■ **TASK OBJECTIVE**
From the listing below, pick out each line with the word "typical".

■ **DATA**
____________

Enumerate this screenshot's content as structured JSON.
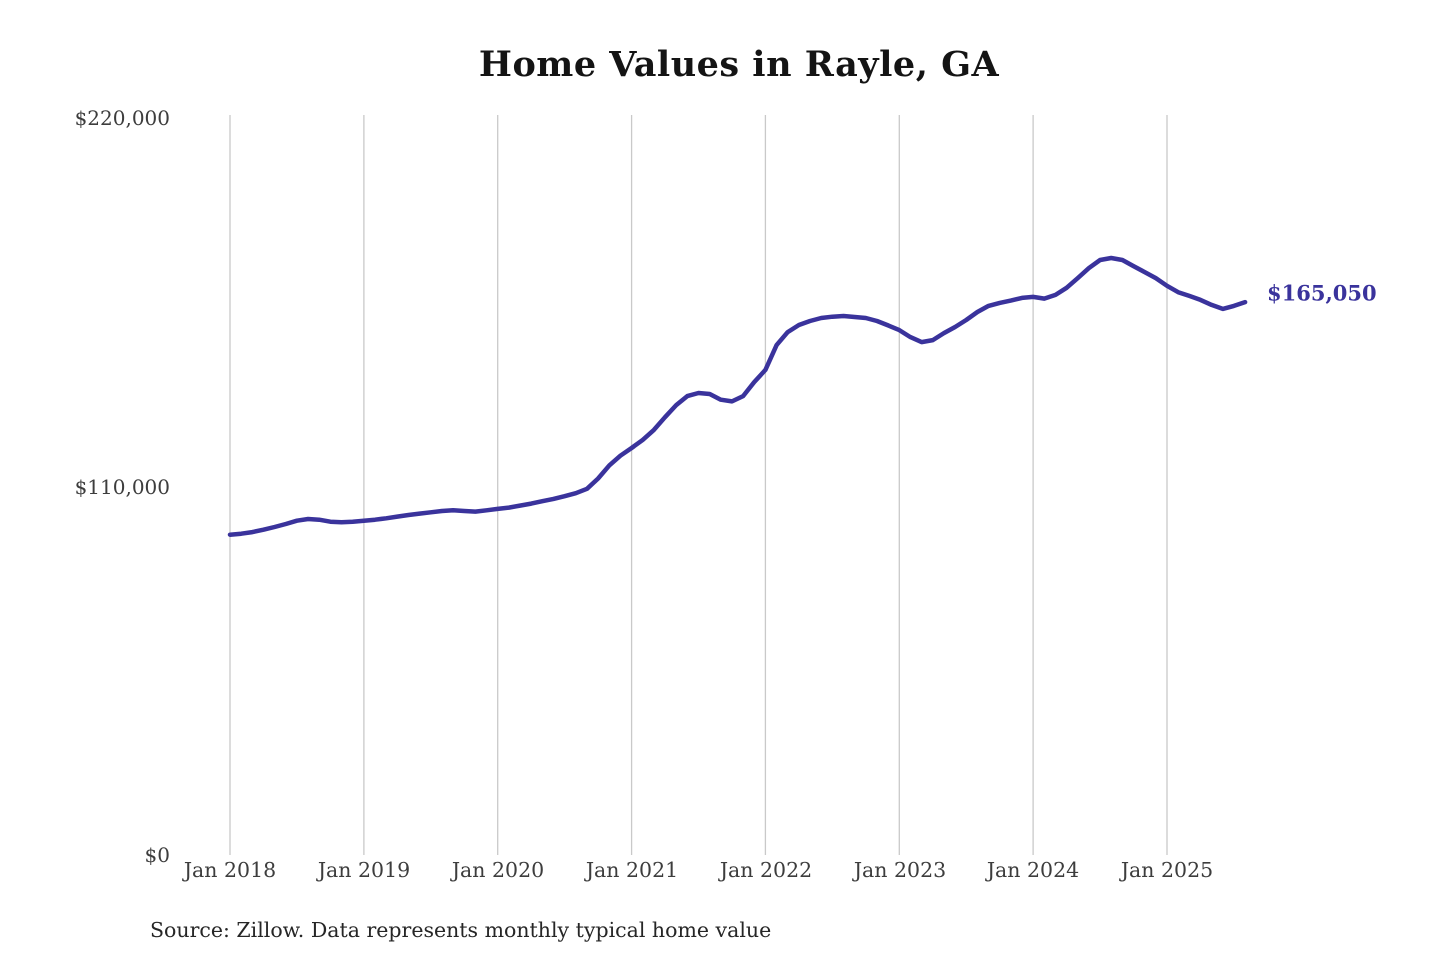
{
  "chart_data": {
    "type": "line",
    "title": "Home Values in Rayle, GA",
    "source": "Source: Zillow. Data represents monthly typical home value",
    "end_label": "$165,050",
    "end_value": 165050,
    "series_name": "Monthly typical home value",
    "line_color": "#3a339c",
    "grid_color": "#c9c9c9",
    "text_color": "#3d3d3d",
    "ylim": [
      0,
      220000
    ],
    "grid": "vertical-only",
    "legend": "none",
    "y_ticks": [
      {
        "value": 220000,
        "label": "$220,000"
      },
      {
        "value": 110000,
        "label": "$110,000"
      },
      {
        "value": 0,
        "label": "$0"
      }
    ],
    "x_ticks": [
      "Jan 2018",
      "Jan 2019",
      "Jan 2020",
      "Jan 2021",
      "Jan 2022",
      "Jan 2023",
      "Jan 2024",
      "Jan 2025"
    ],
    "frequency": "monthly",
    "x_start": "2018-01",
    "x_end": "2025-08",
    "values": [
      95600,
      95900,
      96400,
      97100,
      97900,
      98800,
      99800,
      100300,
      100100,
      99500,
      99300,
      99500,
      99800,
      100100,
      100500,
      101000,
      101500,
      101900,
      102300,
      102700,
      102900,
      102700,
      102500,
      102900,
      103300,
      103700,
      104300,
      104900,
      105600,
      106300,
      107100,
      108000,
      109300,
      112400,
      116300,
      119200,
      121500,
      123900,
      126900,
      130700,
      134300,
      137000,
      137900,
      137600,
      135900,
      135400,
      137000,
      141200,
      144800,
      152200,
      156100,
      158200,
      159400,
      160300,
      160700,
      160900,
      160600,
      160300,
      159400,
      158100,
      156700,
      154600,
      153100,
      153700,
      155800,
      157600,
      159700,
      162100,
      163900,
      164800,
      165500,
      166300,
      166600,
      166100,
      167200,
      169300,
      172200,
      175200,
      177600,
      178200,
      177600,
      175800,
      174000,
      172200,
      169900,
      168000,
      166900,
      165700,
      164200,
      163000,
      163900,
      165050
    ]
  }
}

____________

■ **COMPLETE RESPONSE**
    "source": "Source: Zillow. Data represents monthly typical home value",
    "series_name": "Monthly typical home value",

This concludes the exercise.